Where a line holds the string "GOLD", return that line.

■ INFORMATION SHOWN:

** begin **

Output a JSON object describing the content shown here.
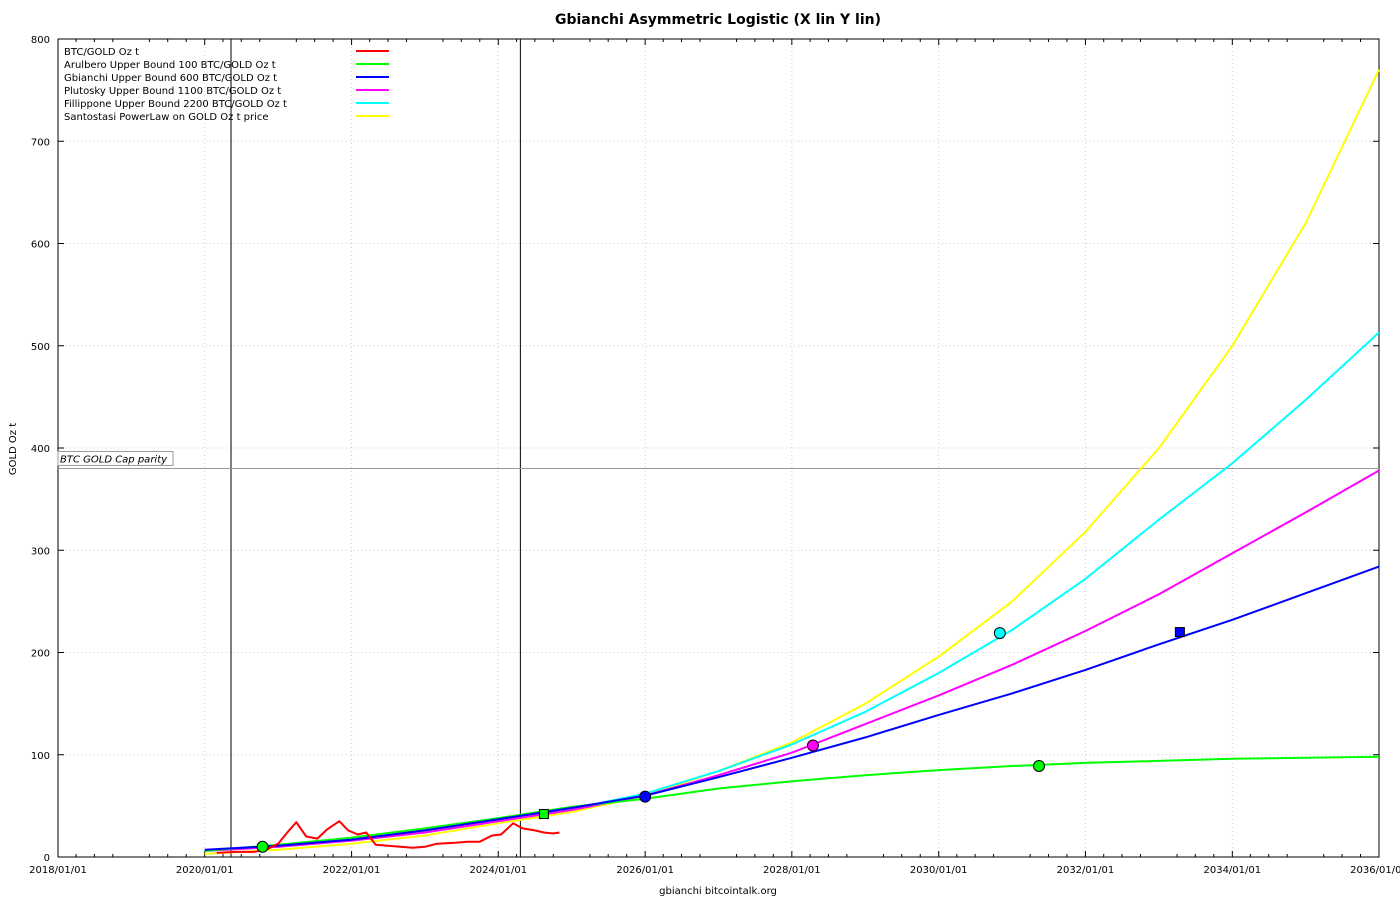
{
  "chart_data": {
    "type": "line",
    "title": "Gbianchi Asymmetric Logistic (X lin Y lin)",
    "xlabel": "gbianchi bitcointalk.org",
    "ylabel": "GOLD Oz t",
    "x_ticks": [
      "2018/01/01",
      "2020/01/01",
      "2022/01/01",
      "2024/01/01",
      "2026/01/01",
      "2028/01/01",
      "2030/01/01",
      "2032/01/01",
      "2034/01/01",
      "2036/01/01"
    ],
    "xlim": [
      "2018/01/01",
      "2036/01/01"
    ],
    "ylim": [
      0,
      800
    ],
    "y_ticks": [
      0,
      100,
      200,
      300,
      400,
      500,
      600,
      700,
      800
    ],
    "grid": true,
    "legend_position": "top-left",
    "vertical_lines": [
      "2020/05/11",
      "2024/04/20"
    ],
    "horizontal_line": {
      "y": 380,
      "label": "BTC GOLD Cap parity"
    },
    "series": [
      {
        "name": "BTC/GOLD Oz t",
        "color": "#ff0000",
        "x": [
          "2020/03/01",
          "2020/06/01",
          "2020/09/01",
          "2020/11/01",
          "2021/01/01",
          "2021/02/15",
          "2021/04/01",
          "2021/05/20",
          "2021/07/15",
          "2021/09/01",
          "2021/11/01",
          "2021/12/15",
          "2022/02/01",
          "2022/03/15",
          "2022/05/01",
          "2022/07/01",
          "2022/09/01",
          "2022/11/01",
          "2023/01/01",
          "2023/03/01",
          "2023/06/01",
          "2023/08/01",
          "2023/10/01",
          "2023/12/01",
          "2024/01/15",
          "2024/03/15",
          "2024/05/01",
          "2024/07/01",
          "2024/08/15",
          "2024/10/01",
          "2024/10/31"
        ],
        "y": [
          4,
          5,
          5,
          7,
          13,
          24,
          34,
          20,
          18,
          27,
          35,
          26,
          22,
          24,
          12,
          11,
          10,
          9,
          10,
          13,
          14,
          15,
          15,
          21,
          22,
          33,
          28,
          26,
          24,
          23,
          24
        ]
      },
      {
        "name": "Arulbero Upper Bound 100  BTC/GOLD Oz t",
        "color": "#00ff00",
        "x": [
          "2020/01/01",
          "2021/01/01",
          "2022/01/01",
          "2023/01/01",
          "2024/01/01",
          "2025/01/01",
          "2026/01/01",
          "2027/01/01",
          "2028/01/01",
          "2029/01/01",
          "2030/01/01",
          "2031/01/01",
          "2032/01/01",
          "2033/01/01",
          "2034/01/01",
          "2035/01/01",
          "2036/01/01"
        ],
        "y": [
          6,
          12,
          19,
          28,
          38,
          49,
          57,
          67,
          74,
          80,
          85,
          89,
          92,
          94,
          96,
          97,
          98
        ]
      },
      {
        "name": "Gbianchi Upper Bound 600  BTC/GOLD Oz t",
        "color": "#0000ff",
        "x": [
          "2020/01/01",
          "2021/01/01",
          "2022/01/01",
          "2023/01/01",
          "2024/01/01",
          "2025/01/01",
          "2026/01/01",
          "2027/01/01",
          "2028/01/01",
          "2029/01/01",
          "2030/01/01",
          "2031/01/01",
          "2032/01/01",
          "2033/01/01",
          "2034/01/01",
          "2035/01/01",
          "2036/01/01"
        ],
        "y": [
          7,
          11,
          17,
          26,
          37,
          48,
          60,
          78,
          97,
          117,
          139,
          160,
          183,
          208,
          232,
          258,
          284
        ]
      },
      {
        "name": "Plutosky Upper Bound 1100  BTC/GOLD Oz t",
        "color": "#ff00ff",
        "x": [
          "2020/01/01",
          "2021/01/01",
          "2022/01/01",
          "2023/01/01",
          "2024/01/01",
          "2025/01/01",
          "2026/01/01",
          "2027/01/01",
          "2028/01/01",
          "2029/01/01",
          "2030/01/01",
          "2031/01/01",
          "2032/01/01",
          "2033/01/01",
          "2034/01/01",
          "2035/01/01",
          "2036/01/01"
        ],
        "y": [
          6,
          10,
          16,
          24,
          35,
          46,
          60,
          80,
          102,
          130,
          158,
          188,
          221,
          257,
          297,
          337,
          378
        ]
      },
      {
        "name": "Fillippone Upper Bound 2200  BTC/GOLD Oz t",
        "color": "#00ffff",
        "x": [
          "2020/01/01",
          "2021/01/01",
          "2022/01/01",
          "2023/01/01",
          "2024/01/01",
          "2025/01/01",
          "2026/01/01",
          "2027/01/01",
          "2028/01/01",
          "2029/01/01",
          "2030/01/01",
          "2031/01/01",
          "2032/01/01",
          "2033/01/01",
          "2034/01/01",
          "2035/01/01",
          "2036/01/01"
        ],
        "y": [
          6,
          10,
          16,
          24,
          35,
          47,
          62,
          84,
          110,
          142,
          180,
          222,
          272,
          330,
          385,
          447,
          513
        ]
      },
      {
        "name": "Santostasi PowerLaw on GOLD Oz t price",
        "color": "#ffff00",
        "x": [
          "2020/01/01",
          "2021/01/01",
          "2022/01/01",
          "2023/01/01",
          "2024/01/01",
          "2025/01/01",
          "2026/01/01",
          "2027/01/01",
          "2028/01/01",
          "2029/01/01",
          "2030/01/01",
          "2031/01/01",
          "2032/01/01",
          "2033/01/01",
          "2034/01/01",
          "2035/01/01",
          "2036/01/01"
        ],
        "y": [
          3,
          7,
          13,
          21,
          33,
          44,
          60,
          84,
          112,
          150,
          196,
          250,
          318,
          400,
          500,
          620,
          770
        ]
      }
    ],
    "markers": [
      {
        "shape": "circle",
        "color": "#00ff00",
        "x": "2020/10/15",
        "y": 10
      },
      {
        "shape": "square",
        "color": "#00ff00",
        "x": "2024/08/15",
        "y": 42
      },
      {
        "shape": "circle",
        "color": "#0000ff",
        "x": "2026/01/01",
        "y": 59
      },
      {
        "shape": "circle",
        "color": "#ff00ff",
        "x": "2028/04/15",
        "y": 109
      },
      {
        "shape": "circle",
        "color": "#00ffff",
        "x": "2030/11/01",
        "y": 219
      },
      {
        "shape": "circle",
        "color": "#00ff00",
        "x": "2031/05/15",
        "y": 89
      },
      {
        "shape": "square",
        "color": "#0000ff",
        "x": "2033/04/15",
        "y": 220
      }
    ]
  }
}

** end **

■ FINISHED EXERCISE:
    "ylabel": "GOLD Oz t",
      "label": "BTC GOLD Cap parity"
        "name": "BTC/GOLD Oz t",
        "name": "Arulbero Upper Bound 100  BTC/GOLD Oz t",
        "name": "Gbianchi Upper Bound 600  BTC/GOLD Oz t",
        "name": "Plutosky Upper Bound 1100  BTC/GOLD Oz t",
        "name": "Fillippone Upper Bound 2200  BTC/GOLD Oz t",
        "name": "Santostasi PowerLaw on GOLD Oz t price",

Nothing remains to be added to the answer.